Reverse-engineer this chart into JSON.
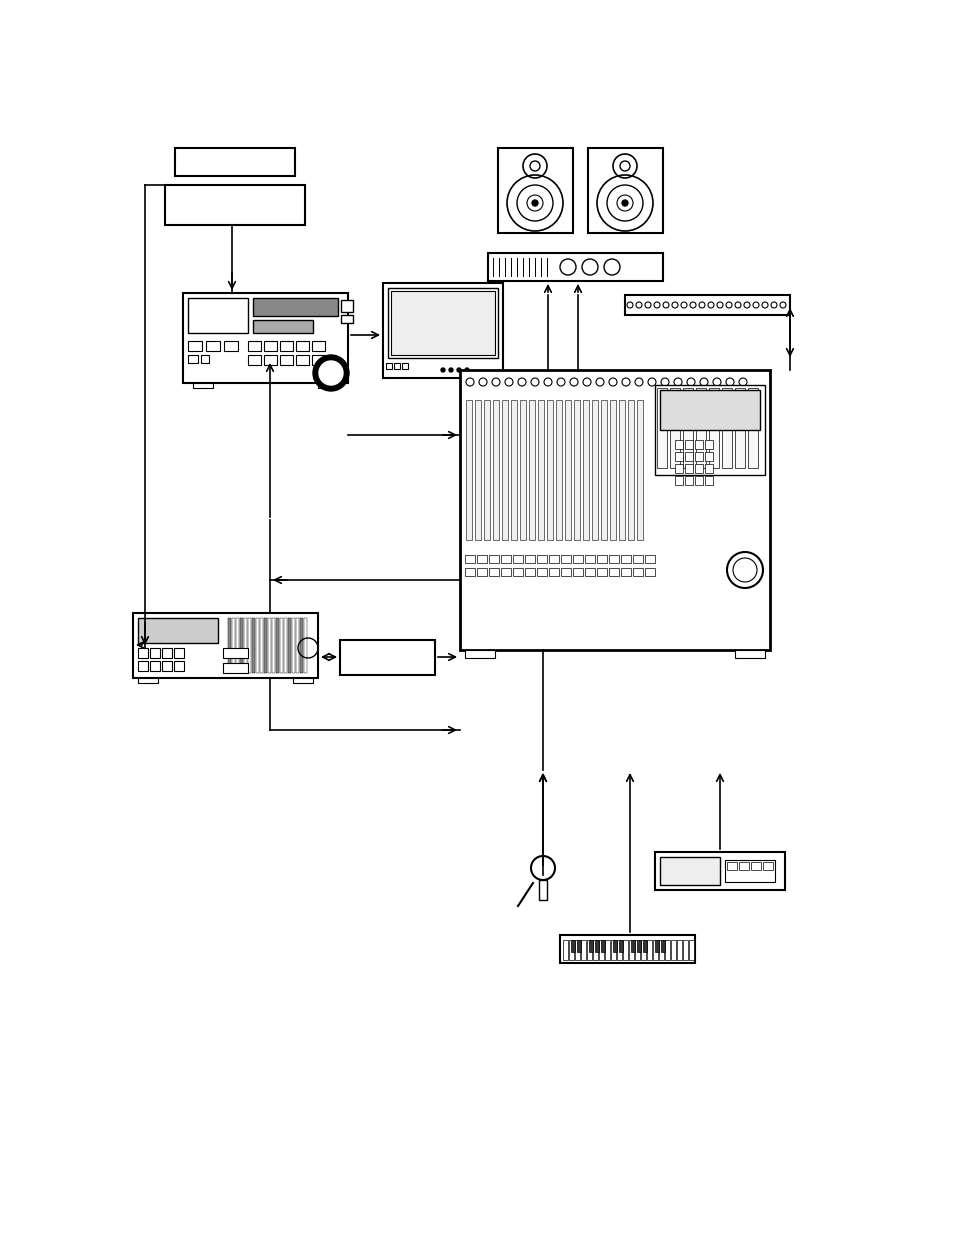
{
  "bg_color": "#ffffff",
  "fg_color": "#000000",
  "figsize": [
    9.54,
    12.35
  ],
  "dpi": 100
}
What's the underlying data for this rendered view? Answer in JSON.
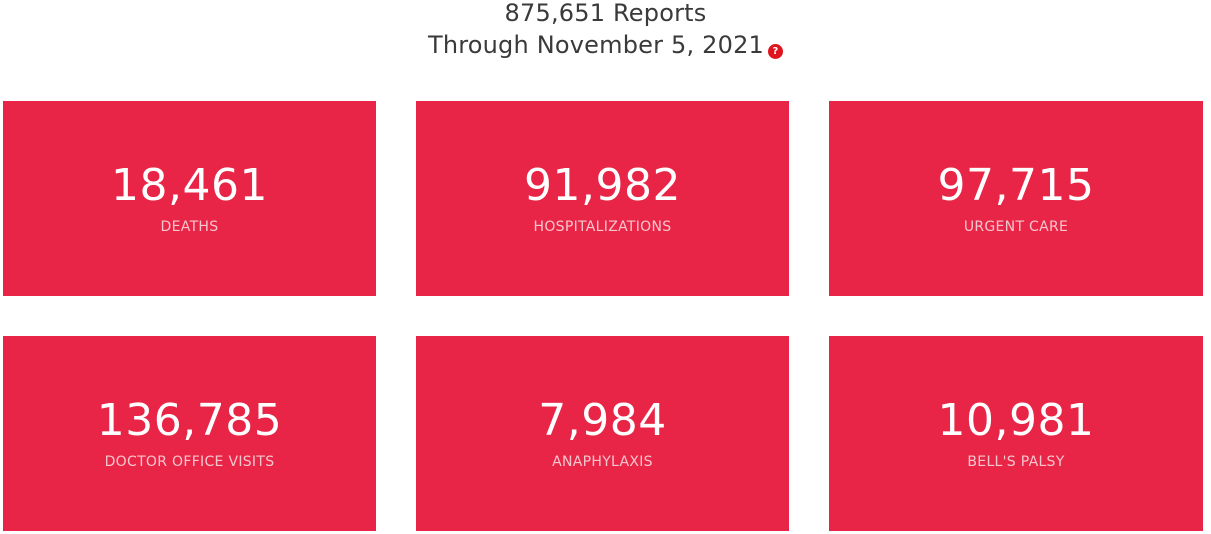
{
  "header": {
    "reports_line": "875,651 Reports",
    "through_line": "Through November 5, 2021",
    "help_icon": "?"
  },
  "colors": {
    "card_background": "#e82546",
    "help_icon": "#e0141e",
    "text": "#3a3a3a"
  },
  "stats": [
    {
      "value": "18,461",
      "label": "DEATHS"
    },
    {
      "value": "91,982",
      "label": "HOSPITALIZATIONS"
    },
    {
      "value": "97,715",
      "label": "URGENT CARE"
    },
    {
      "value": "136,785",
      "label": "DOCTOR OFFICE VISITS"
    },
    {
      "value": "7,984",
      "label": "ANAPHYLAXIS"
    },
    {
      "value": "10,981",
      "label": "BELL'S PALSY"
    }
  ]
}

+ + + + +

Omit the pictures and write out exactly the lines from the one containing "What's the underlying" through the last line of the material.

What's the underlying data for this rendered view? Answer in JSON.
{
  "header": {
    "reports_line": "875,651 Reports",
    "through_line": "Through November 5, 2021",
    "help_icon": "?"
  },
  "colors": {
    "card_background": "#e82546",
    "help_icon": "#e0141e",
    "text": "#3a3a3a"
  },
  "stats": [
    {
      "value": "18,461",
      "label": "DEATHS"
    },
    {
      "value": "91,982",
      "label": "HOSPITALIZATIONS"
    },
    {
      "value": "97,715",
      "label": "URGENT CARE"
    },
    {
      "value": "136,785",
      "label": "DOCTOR OFFICE VISITS"
    },
    {
      "value": "7,984",
      "label": "ANAPHYLAXIS"
    },
    {
      "value": "10,981",
      "label": "BELL'S PALSY"
    }
  ]
}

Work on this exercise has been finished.